* STATED TASK *
Return the number of lines that include the string "Printer", without any other text.

Collection entries:
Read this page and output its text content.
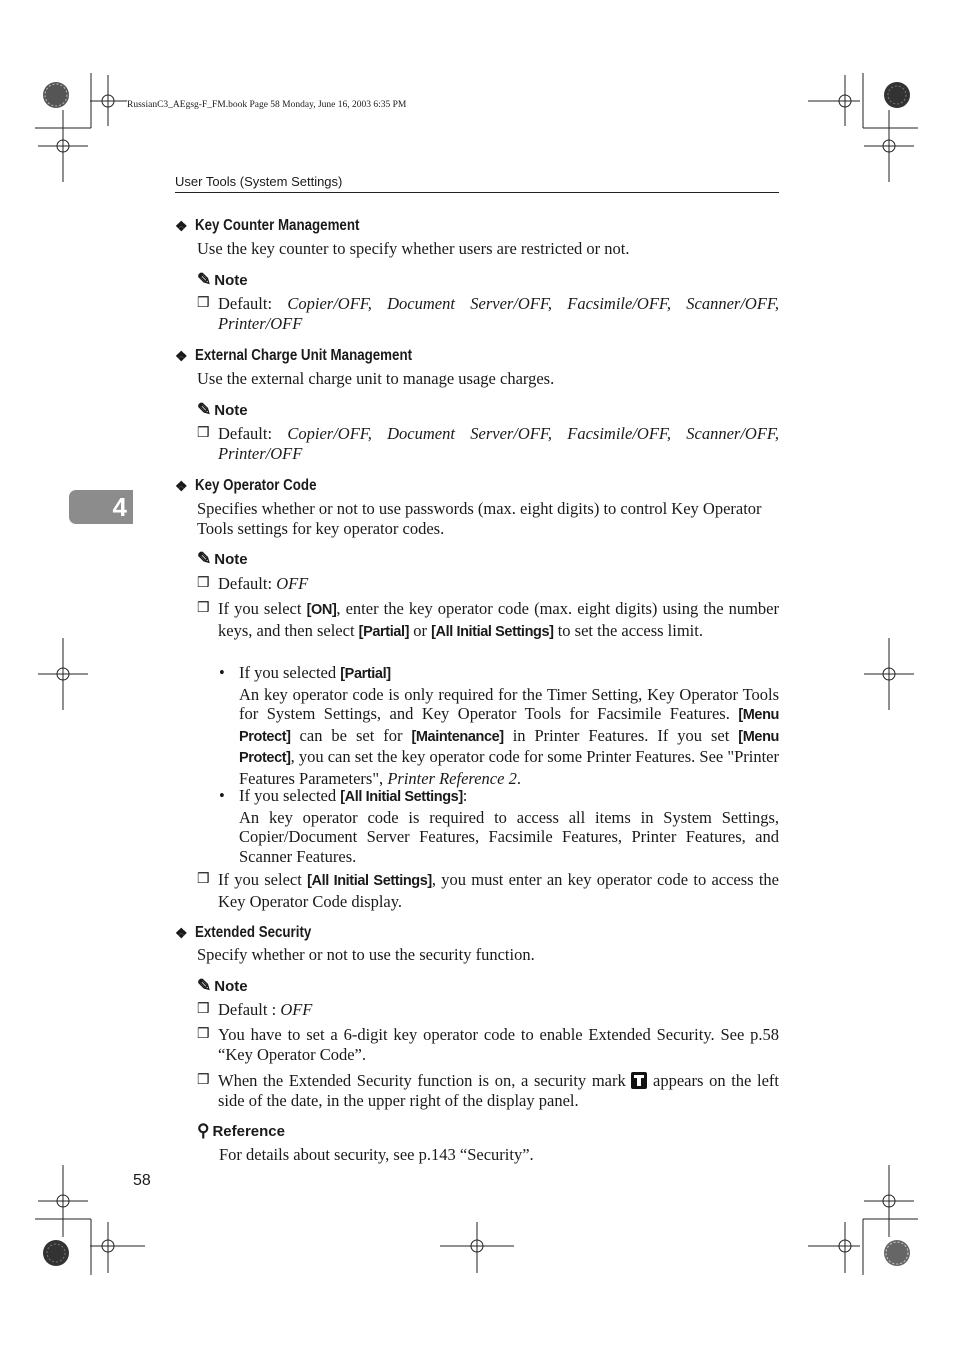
RussianC3_AEgsg-F_FM.book Page 58 Monday, June 16, 2003 6:35 PM
User Tools (System Settings)
4
❖ Key Counter Management
Use the key counter to specify whether users are restricted or not.
✎ Note
❒ Default: Copier/OFF, Document Server/OFF, Facsimile/OFF, Scanner/OFF, Printer/OFF
❖ External Charge Unit Management
Use the external charge unit to manage usage charges.
✎ Note
❒ Default: Copier/OFF, Document Server/OFF, Facsimile/OFF, Scanner/OFF, Printer/OFF
❖ Key Operator Code
Specifies whether or not to use passwords (max. eight digits) to control Key Operator Tools settings for key operator codes.
✎ Note
❒ Default: OFF
❒ If you select [ON], enter the key operator code (max. eight digits) using the number keys, and then select [Partial] or [All Initial Settings] to set the access limit.
• If you selected [Partial]
An key operator code is only required for the Timer Setting, Key Operator Tools for System Settings, and Key Operator Tools for Facsimile Features. [Menu Protect] can be set for [Maintenance] in Printer Features. If you set [Menu Protect], you can set the key operator code for some Printer Features. See "Printer Features Parameters", Printer Reference 2.
• If you selected [All Initial Settings]:
An key operator code is required to access all items in System Settings, Copier/Document Server Features, Facsimile Features, Printer Features, and Scanner Features.
❒ If you select [All Initial Settings], you must enter an key operator code to access the Key Operator Code display.
❖ Extended Security
Specify whether or not to use the security function.
✎ Note
❒ Default : OFF
❒ You have to set a 6-digit key operator code to enable Extended Security. See p.58 “Key Operator Code”.
❒ When the Extended Security function is on, a security mark
appears on the left side of the date, in the upper right of the display panel.
⚲ Reference
For details about security, see p.143 “Security”.
58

* THE RESPONSE *
4